▶ _Document extract_:
────────────────────

Aha, setting core.hooksPath in the global/system config had not occurred
to me.

> 
> The "trampoline script" also isn't needed for the common case you
> mention, you just symlink the .git/hooks directory (as e.g. GitLab
> does). People usually use a trampoline script for e.g. using GNU
> parallel or something to execute N hooks.

Hm, I don't think that's quite true. Symlinking out .git/hooks doesn't
give me more than one $HOOKDIR/pre-commit - it just gives me a different
one. So if I wanted to run three different hooks, $HOOKDIR/pre-commit
would need to do the work of all three, regardless of where $HOOKDIR
points. That's what I meant when I said "multihooks" in this section.

But I think what you're trying to say is this: the "status quo" section
doesn't fully cover the status quo. There are more tricks than I
mentioned, e.g. 'git config --global core.hooksPath
/home/emily/githook/' to get the same set of hooks to run everywhere.
This approach still has some drawbacks - for example, it doesn't allow
me to use language-specific linters if I have repos in various
languages, without exempting an individual repo from the ~/githook/ by
'git config --local core.hooksPath
/home/emily/my-python-thing/.git/hook'.

It looks like, then, the "status quo" section needs some rework for the
next iteration.

> 
> 
> > +[[hook-directories]]
> > +=== Hook directories
> > +
> > +Other contributors have suggested Git learn about the existence of a directory
> > +such as `.git/hooks/<hookname>.d` and execute those hooks in alphabetical order.
> 
> ...which seems like an easy thing to add later by having a "hookdir" in
> addition to "hookcmd", i.e. just specify a glob there instead of a
> cmd/path.

────────────────────

▶ _Extracted records_:
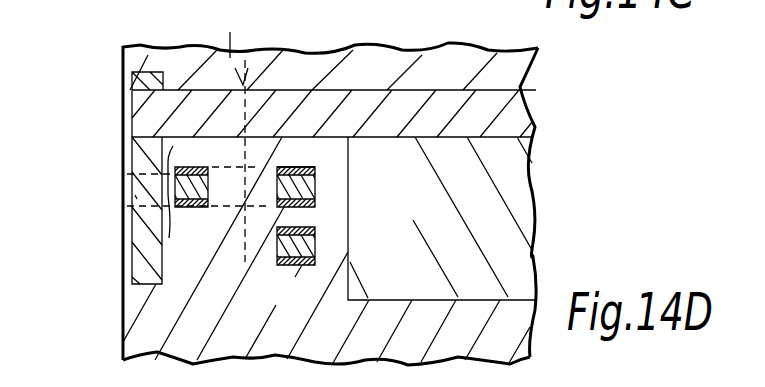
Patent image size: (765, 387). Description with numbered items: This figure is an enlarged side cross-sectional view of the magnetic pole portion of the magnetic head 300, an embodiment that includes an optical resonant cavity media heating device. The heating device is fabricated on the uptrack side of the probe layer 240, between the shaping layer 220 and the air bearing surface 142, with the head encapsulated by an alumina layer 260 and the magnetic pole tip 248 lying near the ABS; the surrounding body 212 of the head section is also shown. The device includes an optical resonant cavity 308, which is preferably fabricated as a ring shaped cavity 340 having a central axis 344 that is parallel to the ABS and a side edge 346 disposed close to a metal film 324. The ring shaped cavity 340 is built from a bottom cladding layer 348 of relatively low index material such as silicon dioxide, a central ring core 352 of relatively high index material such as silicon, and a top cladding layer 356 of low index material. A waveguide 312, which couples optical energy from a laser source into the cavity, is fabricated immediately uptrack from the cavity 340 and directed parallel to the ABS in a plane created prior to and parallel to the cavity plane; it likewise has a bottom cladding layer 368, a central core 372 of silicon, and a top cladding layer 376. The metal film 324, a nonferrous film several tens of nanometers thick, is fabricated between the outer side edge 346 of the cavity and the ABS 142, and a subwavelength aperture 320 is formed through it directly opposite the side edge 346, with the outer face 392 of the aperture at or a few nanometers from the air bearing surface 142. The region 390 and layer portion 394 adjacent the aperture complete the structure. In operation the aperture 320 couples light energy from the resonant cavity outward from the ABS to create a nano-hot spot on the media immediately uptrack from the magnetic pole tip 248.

The magnetic head 300 is at (171, 43).
The air bearing surface 142 is at (123, 63).
The magnetic pole tip 248 is at (132, 107).
The probe layer 240 is at (523, 108).
The alumina layer 260 is at (462, 81).
The shaping layer 220 is at (508, 186).
The base body 212 is at (527, 340).
The subwavelength aperture 320 is at (123, 188).
The outer face of the subwavelength aperture 392 is at (137, 197).
The metal film 324 is at (140, 245).
The central axis 344 is at (198, 134).
The ring shaped cavity 340 is at (302, 167).
The optical resonant cavity 308 is at (302, 167).
The upper layer of left spacer 394 is at (195, 173).
The side edge 346 is at (191, 208).
The gap line 390 is at (194, 207).
The top cladding layer 356 is at (317, 168).
The central ring core 352 is at (315, 183).
The bottom cladding layer 348 is at (315, 203).
The top cladding layer 376 is at (317, 228).
The central core 372 is at (317, 246).
The bottom cladding layer 368 is at (317, 263).
The waveguide 312 is at (304, 270).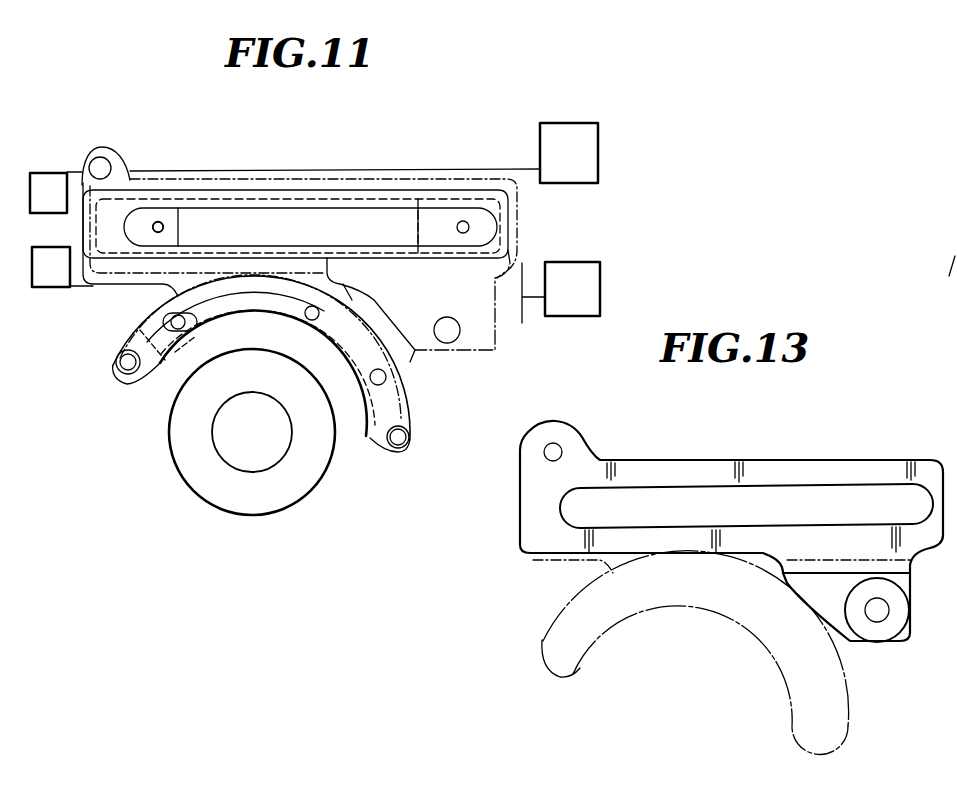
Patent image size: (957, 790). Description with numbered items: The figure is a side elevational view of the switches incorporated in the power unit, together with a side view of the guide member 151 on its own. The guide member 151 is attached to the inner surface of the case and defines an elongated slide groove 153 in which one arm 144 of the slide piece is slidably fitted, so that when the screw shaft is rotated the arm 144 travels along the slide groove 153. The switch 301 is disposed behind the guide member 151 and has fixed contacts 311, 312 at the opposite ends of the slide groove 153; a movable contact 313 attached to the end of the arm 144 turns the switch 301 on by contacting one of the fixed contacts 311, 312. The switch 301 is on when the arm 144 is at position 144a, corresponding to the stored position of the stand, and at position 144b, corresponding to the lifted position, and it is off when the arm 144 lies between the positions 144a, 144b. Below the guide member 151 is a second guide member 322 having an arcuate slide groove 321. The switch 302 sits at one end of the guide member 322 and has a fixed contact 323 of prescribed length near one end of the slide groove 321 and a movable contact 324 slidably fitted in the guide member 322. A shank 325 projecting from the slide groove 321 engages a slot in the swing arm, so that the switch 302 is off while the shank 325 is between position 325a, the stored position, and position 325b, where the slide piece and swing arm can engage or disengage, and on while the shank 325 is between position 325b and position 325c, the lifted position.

In FIG. 11, the guide member 151 is at (397, 177).
In FIG. 13, the guide member 151 is at (946, 432).
In FIG. 13, the slide groove 153 is at (835, 492).
In FIG. 11, the arm 144 is at (160, 223).
In FIG. 11, the arm position 144a is at (473, 227).
In FIG. 11, the arm position 144b is at (170, 233).
In FIG. 11, the switch 301 is at (97, 197).
In FIG. 11, the switch 302 is at (155, 322).
In FIG. 11, the fixed contact 311 is at (472, 198).
In FIG. 11, the fixed contact 312 is at (127, 200).
In FIG. 11, the movable contact 313 is at (143, 218).
In FIG. 11, the arcuate slide groove 321 is at (352, 333).
In FIG. 11, the guide member 322 is at (486, 441).
In FIG. 11, the fixed contact 323 is at (270, 303).
In FIG. 11, the movable contact 324 is at (203, 323).
In FIG. 11, the shank 325 is at (152, 335).
In FIG. 11, the shank position 325a is at (390, 385).
In FIG. 11, the shank position 325b is at (340, 285).
In FIG. 11, the shank position 325c is at (173, 315).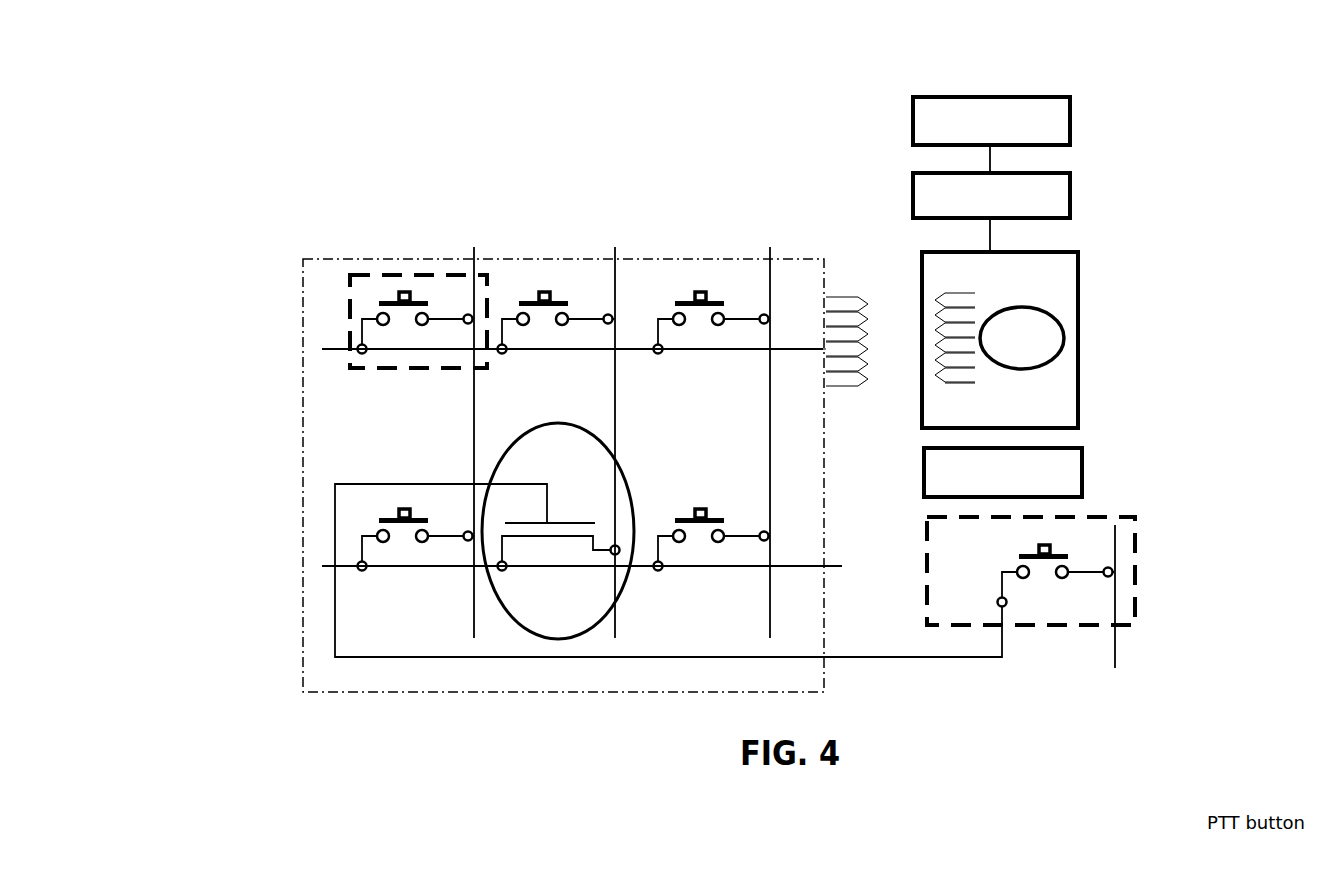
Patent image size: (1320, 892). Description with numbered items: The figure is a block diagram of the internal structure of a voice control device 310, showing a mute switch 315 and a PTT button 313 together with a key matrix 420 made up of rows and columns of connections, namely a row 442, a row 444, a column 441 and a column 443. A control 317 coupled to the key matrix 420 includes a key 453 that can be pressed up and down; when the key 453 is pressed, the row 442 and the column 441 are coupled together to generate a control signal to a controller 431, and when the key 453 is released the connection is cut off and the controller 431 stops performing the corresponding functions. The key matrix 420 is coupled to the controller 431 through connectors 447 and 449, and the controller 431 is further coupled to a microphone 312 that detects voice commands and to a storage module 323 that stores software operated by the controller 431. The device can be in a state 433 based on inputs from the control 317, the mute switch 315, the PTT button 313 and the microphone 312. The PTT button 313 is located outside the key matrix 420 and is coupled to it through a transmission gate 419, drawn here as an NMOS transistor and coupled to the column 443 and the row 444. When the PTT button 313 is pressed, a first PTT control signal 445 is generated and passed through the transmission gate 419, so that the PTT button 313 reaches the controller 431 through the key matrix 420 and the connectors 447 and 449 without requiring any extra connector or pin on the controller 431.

The voice control device 310 is at (276, 62).
The key matrix 420 is at (303, 259).
The control 317 is at (395, 273).
The key 453 is at (400, 275).
The column 441 is at (480, 258).
The column 443 is at (620, 285).
The connector 447 is at (838, 322).
The row 442 is at (322, 349).
The row 444 is at (340, 566).
The first PTT control signal 445 is at (668, 571).
The transmission gate 419 is at (525, 637).
The PTT button 313 is at (1138, 585).
The storage module 323 is at (1072, 128).
The microphone 312 is at (1072, 198).
The controller 431 is at (1025, 353).
The state 433 is at (1055, 358).
The connector 449 is at (935, 355).
The mute switch 315 is at (1083, 472).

────────────────────

▶ _Stated task A_:
Answer these questions from the Git hooks discussion:
(i) Which directory does the quoted reply say people symlink, as GitLab does?
(ii) What example path is given for setting core.hooksPath globally?
(iii) In what order would hooks in a directory such as `.git/hooks/<hookname>.d` be run?
▶ _Stated task B_:
Transcribe the Git hooks discussion word for word, starting with "But I think" and going on through "next iteration.".
▶ _Stated task C_:
Write the next part of the Git hooks discussion, picking up after its last line.

▶ _Task output A_:
(i) The .git/hooks directory.
(ii) /home/emily/githook/
(iii) Alphabetical order.

▶ _Task output B_:
But I think what you're trying to say is this: the "status quo" section
doesn't fully cover the status quo. There are more tricks than I
mentioned, e.g. 'git config --global core.hooksPath
/home/emily/githook/' to get the same set of hooks to run everywhere.
This approach still has some drawbacks - for example, it doesn't allow
me to use language-specific linters if I have repos in various
languages, without exempting an individual repo from the ~/githook/ by
'git config --local core.hooksPath
/home/emily/my-python-thing/.git/hook'.

It looks like, then, the "status quo" section needs some rework for the
next iteration.

▶ _Task output C_:
Hum, interesting! Something like so:

[hook.pre-commit]
  command = last-minute-checks

[hookdir.last-minute-checks]
  dir = /home/emily/last-minute-checks/*

And then the hooks library knows to go and run everything in
~/last-minute-checks/. This is easier to keep fresh than:

[hook.pre-commit]
  command = /home/emily/last-minute-checks/c-linter
  command = /home/emily/last-minute-checks/check-for-debug-prints
  command = /home/emily/last-minute-checks/check-for-notes
  ...

I actually like the idea of this for folks who might have a small number
of hooks they wrote for themselves. I wonder if it's applicable for
something like git-secrets, which presumably users would grab with a
'git clone' later.

It doesn't seem at odds with the rest of the design - how would you feel
about me adding it to the "future work" section at the end? Future work,
rather than "Emily will do this in the next couple of rounds", because:
 - I think nobody already has their hooks in $HOOKDIR/hook/pre-commit.d
   without a corresponding trampoline in $HOOKDIR/hook/pre-commit; so
   they could still call that trampoline, for now
 - I think it might be prone to some bikeshedding - e.g. should we
   recurse into ~/last-minute-checks/linters/c/? how far? what if some
   script requires magic options? etc? But as I'm typing those questions
   out they sound mostly trivial or ridiculous, so maybe my assessment
   is wrong here.
 - It sounds like you might be keen to write it, or at the very least,
   more keen than me
 - Practically speaking, I am not sure I have time to do it alongside
   the rest of the series. Again, my bikeshedding assessment could be
   wrong, and this extra feature could be totally trivial.

> You already use "hookdir" for something else though, so that's a bit
> confusing, perhaps s/hookcmd/definehookcmd/ would be less confusing, or
> perhaps more confusing...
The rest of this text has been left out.